PROBLEM TO WORK ON
Below are some records; give them all again exactly, but not the pictures.

+++ ENTRIES SHOWN +++

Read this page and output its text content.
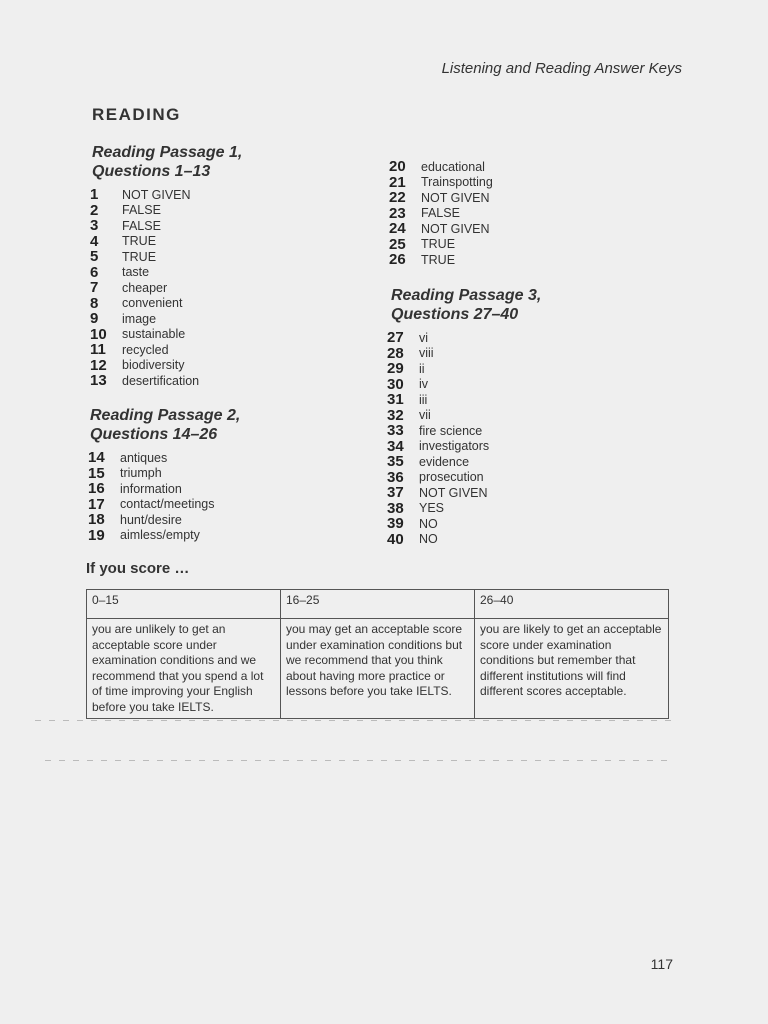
Listening and Reading Answer Keys
READING
Reading Passage 1,
Questions 1–13
1	NOT GIVEN
2	FALSE
3	FALSE
4	TRUE
5	TRUE
6	taste
7	cheaper
8	convenient
9	image
10	sustainable
11	recycled
12	biodiversity
13	desertification
Reading Passage 2,
Questions 14–26
14	antiques
15	triumph
16	information
17	contact/meetings
18	hunt/desire
19	aimless/empty
20	educational
21	Trainspotting
22	NOT GIVEN
23	FALSE
24	NOT GIVEN
25	TRUE
26	TRUE
Reading Passage 3,
Questions 27–40
27	vi
28	viii
29	ii
30	iv
31	iii
32	vii
33	fire science
34	investigators
35	evidence
36	prosecution
37	NOT GIVEN
38	YES
39	NO
40	NO
If you score …
0–15	16–25	26–40
you are unlikely to get an acceptable score under examination conditions and we recommend that you spend a lot of time improving your English before you take IELTS.	you may get an acceptable score under examination conditions but we recommend that you think about having more practice or lessons before you take IELTS.	you are likely to get an acceptable score under examination conditions but remember that different institutions will find different scores acceptable.
117
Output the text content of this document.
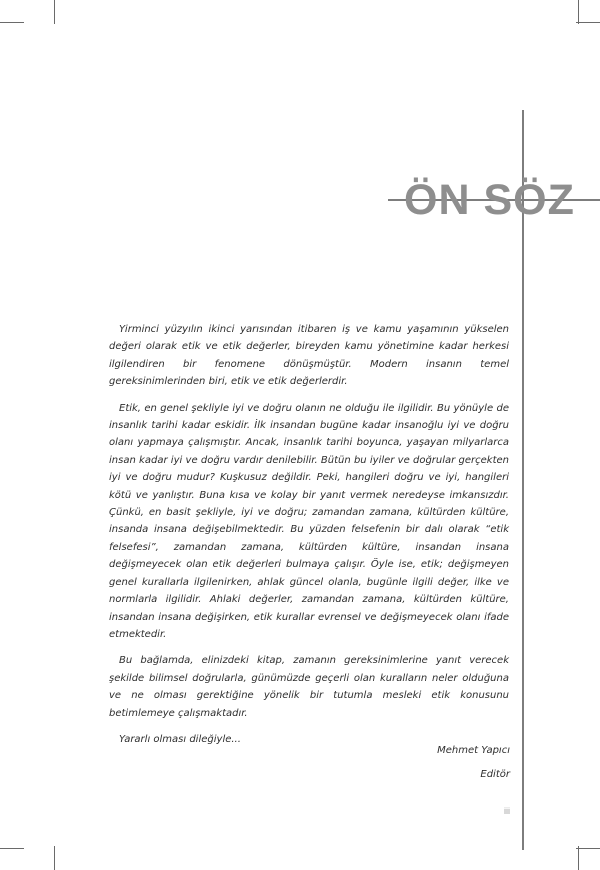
ÖN SÖZ

Yirminci yüzyılın ikinci yarısından itibaren iş ve kamu yaşamının yükselen değeri olarak etik ve etik değerler, bireyden kamu yönetimine kadar herkesi ilgilendiren bir fenomene dönüşmüştür. Modern insanın temel gereksinimlerinden biri, etik ve etik değerlerdir.

Etik, en genel şekliyle iyi ve doğru olanın ne olduğu ile ilgilidir. Bu yönüyle de insanlık tarihi kadar eskidir. İlk insandan bugüne kadar insanoğlu iyi ve doğru olanı yapmaya çalışmıştır. Ancak, insanlık tarihi boyunca, yaşayan milyarlarca insan kadar iyi ve doğru vardır denilebilir. Bütün bu iyiler ve doğrular gerçekten iyi ve doğru mudur? Kuşkusuz değildir. Peki, hangileri doğru ve iyi, hangileri kötü ve yanlıştır. Buna kısa ve kolay bir yanıt vermek neredeyse imkansızdır. Çünkü, en basit şekliyle, iyi ve doğru; zamandan zamana, kültürden kültüre, insanda insana değişebilmektedir. Bu yüzden felsefenin bir dalı olarak “etik felsefesi”, zamandan zamana, kültürden kültüre, insandan insana değişmeyecek olan etik değerleri bulmaya çalışır. Öyle ise, etik; değişmeyen genel kurallarla ilgilenirken, ahlak güncel olanla, bugünle ilgili değer, ilke ve normlarla ilgilidir. Ahlaki değerler, zamandan zamana, kültürden kültüre, insandan insana değişirken, etik kurallar evrensel ve değişmeyecek olanı ifade etmektedir.

Bu bağlamda, elinizdeki kitap, zamanın gereksinimlerine yanıt verecek şekilde bilimsel doğrularla, günümüzde geçerli olan kuralların neler olduğuna ve ne olması gerektiğine yönelik bir tutumla mesleki etik konusunu betimlemeye çalışmaktadır.

Yararlı olması dileğiyle...

Mehmet Yapıcı
Editör
iii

+++

SOLUTION FOR THIS TASK
Read this page and output its text content.
Listening and Reading Answer Keys
READING
Reading Passage 1,
Questions 1–13
1	NOT GIVEN
2	FALSE
3	FALSE
4	TRUE
5	TRUE
6	taste
7	cheaper
8	convenient
9	image
10	sustainable
11	recycled
12	biodiversity
13	desertification
Reading Passage 2,
Questions 14–26
14	antiques
15	triumph
16	information
17	contact/meetings
18	hunt/desire
19	aimless/empty
20	educational
21	Trainspotting
22	NOT GIVEN
23	FALSE
24	NOT GIVEN
25	TRUE
26	TRUE
Reading Passage 3,
Questions 27–40
27	vi
28	viii
29	ii
30	iv
31	iii
32	vii
33	fire science
34	investigators
35	evidence
36	prosecution
37	NOT GIVEN
38	YES
39	NO
40	NO
If you score …
0–15	16–25	26–40
you are unlikely to get an acceptable score under examination conditions and we recommend that you spend a lot of time improving your English before you take IELTS.	you may get an acceptable score under examination conditions but we recommend that you think about having more practice or lessons before you take IELTS.	you are likely to get an acceptable score under examination conditions but remember that different institutions will find different scores acceptable.
117
Output the text content of this document.
ÖN SÖZ

Yirminci yüzyılın ikinci yarısından itibaren iş ve kamu yaşamının yükselen değeri olarak etik ve etik değerler, bireyden kamu yönetimine kadar herkesi ilgilendiren bir fenomene dönüşmüştür. Modern insanın temel gereksinimlerinden biri, etik ve etik değerlerdir.

Etik, en genel şekliyle iyi ve doğru olanın ne olduğu ile ilgilidir. Bu yönüyle de insanlık tarihi kadar eskidir. İlk insandan bugüne kadar insanoğlu iyi ve doğru olanı yapmaya çalışmıştır. Ancak, insanlık tarihi boyunca, yaşayan milyarlarca insan kadar iyi ve doğru vardır denilebilir. Bütün bu iyiler ve doğrular gerçekten iyi ve doğru mudur? Kuşkusuz değildir. Peki, hangileri doğru ve iyi, hangileri kötü ve yanlıştır. Buna kısa ve kolay bir yanıt vermek neredeyse imkansızdır. Çünkü, en basit şekliyle, iyi ve doğru; zamandan zamana, kültürden kültüre, insanda insana değişebilmektedir. Bu yüzden felsefenin bir dalı olarak “etik felsefesi”, zamandan zamana, kültürden kültüre, insandan insana değişmeyecek olan etik değerleri bulmaya çalışır. Öyle ise, etik; değişmeyen genel kurallarla ilgilenirken, ahlak güncel olanla, bugünle ilgili değer, ilke ve normlarla ilgilidir. Ahlaki değerler, zamandan zamana, kültürden kültüre, insandan insana değişirken, etik kurallar evrensel ve değişmeyecek olanı ifade etmektedir.

Bu bağlamda, elinizdeki kitap, zamanın gereksinimlerine yanıt verecek şekilde bilimsel doğrularla, günümüzde geçerli olan kuralların neler olduğuna ve ne olması gerektiğine yönelik bir tutumla mesleki etik konusunu betimlemeye çalışmaktadır.

Yararlı olması dileğiyle...

Mehmet Yapıcı
Editör
iii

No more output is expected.